◆ **EXERCISE MATERIALS**
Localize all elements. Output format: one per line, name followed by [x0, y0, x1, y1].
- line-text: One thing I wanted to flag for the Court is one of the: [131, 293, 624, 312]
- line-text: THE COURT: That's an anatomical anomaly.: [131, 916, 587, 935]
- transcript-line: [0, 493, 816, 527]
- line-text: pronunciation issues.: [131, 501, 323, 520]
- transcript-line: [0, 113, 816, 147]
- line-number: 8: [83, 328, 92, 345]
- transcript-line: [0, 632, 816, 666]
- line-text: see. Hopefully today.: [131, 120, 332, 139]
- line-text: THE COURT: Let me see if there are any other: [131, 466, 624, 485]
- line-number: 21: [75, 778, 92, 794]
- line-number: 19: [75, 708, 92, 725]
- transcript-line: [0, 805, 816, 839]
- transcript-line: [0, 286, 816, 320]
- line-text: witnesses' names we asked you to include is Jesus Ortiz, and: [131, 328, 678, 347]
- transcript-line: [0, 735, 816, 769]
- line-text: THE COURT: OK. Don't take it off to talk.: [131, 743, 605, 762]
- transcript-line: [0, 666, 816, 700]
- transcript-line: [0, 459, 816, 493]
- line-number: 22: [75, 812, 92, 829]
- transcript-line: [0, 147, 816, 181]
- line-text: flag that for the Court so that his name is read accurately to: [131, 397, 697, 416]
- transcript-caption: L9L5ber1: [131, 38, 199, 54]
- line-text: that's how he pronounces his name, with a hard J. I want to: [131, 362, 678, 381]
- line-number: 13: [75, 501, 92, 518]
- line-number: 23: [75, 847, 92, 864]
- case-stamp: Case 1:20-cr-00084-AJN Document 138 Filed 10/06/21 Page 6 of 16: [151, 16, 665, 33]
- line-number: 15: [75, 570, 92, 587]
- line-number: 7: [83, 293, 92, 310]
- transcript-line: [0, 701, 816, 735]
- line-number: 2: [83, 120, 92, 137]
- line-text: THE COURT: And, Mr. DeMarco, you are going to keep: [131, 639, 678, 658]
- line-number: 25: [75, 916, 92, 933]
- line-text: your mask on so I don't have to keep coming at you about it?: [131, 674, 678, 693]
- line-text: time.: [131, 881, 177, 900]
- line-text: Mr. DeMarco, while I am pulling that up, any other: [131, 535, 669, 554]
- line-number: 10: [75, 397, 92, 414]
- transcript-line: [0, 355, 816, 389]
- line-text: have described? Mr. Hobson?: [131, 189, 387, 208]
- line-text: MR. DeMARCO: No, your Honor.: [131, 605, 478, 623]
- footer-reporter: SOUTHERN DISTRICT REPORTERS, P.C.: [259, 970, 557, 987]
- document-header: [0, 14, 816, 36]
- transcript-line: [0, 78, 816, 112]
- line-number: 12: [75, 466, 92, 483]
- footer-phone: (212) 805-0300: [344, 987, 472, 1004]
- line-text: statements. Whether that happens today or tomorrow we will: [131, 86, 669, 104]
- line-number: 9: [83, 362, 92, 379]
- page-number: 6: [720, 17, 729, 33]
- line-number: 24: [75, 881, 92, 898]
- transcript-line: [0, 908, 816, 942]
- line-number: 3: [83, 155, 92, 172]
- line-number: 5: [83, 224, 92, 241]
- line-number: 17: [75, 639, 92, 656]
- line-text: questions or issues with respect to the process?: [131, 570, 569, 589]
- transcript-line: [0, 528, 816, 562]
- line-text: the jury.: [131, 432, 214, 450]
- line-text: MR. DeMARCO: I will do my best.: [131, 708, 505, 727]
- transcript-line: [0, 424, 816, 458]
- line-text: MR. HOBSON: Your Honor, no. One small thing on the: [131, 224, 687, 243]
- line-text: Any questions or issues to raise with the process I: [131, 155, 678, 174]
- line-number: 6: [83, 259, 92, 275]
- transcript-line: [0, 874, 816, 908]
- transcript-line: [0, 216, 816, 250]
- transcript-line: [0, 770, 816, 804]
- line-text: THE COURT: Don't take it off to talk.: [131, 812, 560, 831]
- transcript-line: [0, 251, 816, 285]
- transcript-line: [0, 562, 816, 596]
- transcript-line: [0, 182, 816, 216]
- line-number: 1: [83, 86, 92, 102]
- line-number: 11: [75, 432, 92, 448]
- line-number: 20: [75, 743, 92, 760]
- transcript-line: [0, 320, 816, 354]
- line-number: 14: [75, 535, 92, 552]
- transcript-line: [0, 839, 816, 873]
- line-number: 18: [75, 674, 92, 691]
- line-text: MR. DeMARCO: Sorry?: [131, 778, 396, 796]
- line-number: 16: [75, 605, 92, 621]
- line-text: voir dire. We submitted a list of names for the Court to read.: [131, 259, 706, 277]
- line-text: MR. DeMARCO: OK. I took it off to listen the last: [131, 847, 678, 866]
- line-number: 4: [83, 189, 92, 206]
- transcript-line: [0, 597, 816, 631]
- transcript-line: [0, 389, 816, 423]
...
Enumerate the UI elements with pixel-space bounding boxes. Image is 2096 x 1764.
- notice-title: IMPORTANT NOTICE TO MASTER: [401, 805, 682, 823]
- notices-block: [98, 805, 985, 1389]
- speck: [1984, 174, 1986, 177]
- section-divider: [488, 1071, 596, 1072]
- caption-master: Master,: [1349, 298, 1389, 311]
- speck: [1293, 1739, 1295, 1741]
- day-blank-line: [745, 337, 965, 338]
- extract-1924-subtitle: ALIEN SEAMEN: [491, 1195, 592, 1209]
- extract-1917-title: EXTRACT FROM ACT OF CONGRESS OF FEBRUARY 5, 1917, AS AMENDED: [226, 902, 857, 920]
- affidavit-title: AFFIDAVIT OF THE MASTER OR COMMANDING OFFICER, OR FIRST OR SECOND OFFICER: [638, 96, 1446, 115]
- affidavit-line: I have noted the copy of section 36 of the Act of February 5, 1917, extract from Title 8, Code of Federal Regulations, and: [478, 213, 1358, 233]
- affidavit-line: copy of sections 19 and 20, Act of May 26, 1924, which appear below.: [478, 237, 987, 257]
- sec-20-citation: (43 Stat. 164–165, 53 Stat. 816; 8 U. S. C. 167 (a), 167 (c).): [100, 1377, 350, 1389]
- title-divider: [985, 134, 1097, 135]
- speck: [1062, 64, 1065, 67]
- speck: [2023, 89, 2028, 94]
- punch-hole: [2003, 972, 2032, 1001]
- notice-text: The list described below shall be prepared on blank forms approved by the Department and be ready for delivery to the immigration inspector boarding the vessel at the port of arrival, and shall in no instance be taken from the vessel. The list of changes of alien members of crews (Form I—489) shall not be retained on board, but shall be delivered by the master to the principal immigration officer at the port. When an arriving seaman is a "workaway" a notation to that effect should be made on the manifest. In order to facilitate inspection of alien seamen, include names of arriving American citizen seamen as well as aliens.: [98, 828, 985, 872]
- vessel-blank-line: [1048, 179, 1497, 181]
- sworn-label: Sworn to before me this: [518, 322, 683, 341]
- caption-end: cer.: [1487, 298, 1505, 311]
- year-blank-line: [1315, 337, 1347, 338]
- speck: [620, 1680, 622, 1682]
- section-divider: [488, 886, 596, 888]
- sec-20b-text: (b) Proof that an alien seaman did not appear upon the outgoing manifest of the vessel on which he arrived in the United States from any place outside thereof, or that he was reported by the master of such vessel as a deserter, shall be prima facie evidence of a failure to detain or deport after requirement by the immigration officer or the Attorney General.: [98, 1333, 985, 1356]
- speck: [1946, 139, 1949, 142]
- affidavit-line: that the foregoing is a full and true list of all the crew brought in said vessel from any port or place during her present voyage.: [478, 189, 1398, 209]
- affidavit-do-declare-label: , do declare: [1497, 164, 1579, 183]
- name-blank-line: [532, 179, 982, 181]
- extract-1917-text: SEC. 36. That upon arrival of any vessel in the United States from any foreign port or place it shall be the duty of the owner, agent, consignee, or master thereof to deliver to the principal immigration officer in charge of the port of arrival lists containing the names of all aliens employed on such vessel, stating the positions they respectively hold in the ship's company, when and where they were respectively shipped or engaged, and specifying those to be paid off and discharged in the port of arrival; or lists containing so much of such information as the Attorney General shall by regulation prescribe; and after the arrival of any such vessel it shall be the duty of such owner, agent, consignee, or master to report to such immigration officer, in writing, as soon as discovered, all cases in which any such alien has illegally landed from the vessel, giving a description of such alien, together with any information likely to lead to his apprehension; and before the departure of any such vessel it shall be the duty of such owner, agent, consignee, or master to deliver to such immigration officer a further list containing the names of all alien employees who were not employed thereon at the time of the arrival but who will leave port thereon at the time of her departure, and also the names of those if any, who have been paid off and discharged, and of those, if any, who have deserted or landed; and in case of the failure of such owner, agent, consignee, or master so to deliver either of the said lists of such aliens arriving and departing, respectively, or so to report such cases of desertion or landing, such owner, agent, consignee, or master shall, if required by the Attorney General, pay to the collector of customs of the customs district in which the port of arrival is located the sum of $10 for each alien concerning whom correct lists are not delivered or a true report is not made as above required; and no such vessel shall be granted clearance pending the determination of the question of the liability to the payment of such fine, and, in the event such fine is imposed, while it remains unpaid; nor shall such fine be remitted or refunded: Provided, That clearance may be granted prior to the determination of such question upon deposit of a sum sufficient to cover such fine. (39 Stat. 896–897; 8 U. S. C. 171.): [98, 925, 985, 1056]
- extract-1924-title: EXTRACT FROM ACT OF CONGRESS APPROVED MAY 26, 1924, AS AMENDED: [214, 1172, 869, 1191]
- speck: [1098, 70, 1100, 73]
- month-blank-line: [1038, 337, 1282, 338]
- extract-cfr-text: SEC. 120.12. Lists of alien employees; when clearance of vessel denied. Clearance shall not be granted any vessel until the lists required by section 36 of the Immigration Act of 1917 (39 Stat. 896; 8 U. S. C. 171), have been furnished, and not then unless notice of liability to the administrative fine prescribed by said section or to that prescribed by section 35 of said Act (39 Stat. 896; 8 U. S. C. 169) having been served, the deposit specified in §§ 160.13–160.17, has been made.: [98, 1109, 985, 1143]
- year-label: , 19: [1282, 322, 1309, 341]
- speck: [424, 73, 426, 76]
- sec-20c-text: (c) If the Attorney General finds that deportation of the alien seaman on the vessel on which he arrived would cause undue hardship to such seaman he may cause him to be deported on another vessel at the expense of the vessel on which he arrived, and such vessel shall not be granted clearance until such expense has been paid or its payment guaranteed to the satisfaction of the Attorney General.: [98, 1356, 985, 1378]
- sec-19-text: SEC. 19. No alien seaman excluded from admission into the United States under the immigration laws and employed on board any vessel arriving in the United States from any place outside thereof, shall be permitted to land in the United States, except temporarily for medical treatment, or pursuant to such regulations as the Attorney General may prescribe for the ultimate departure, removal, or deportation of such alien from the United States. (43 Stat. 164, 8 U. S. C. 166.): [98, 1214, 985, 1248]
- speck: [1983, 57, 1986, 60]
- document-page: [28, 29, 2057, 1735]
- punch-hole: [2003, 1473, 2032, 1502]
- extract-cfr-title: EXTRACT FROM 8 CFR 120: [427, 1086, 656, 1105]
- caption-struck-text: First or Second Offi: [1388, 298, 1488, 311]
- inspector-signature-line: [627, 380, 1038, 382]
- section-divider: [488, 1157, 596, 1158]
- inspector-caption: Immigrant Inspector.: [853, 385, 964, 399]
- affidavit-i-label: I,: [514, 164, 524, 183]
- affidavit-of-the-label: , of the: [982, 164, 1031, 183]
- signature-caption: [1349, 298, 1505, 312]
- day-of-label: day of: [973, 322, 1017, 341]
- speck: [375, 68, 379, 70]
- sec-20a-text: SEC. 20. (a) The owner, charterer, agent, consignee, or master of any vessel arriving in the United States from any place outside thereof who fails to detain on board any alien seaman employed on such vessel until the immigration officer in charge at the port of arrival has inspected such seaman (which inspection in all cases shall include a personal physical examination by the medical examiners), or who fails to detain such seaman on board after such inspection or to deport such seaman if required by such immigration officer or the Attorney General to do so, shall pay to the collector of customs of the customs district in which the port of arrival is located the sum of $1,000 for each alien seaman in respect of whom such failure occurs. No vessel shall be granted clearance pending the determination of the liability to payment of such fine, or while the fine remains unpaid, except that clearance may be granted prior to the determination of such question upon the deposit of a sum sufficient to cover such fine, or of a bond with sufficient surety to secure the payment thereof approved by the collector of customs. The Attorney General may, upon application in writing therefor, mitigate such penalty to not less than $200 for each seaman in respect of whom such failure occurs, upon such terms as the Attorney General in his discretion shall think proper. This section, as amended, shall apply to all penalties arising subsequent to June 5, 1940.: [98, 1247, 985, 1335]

◆ **GIVEN TASK**
Copy out the rows from the line with "Enumerate the UI" up to and including the line with "- speck: [1984, 174, 1986, 177]", exactly as they appear.

◆ **SOLUTION TO THE PROBLEM**
Enumerate the UI elements with pixel-space bounding boxes. Image is 2096 x 1764.
- notice-title: IMPORTANT NOTICE TO MASTER: [401, 805, 682, 823]
- notices-block: [98, 805, 985, 1389]
- speck: [1984, 174, 1986, 177]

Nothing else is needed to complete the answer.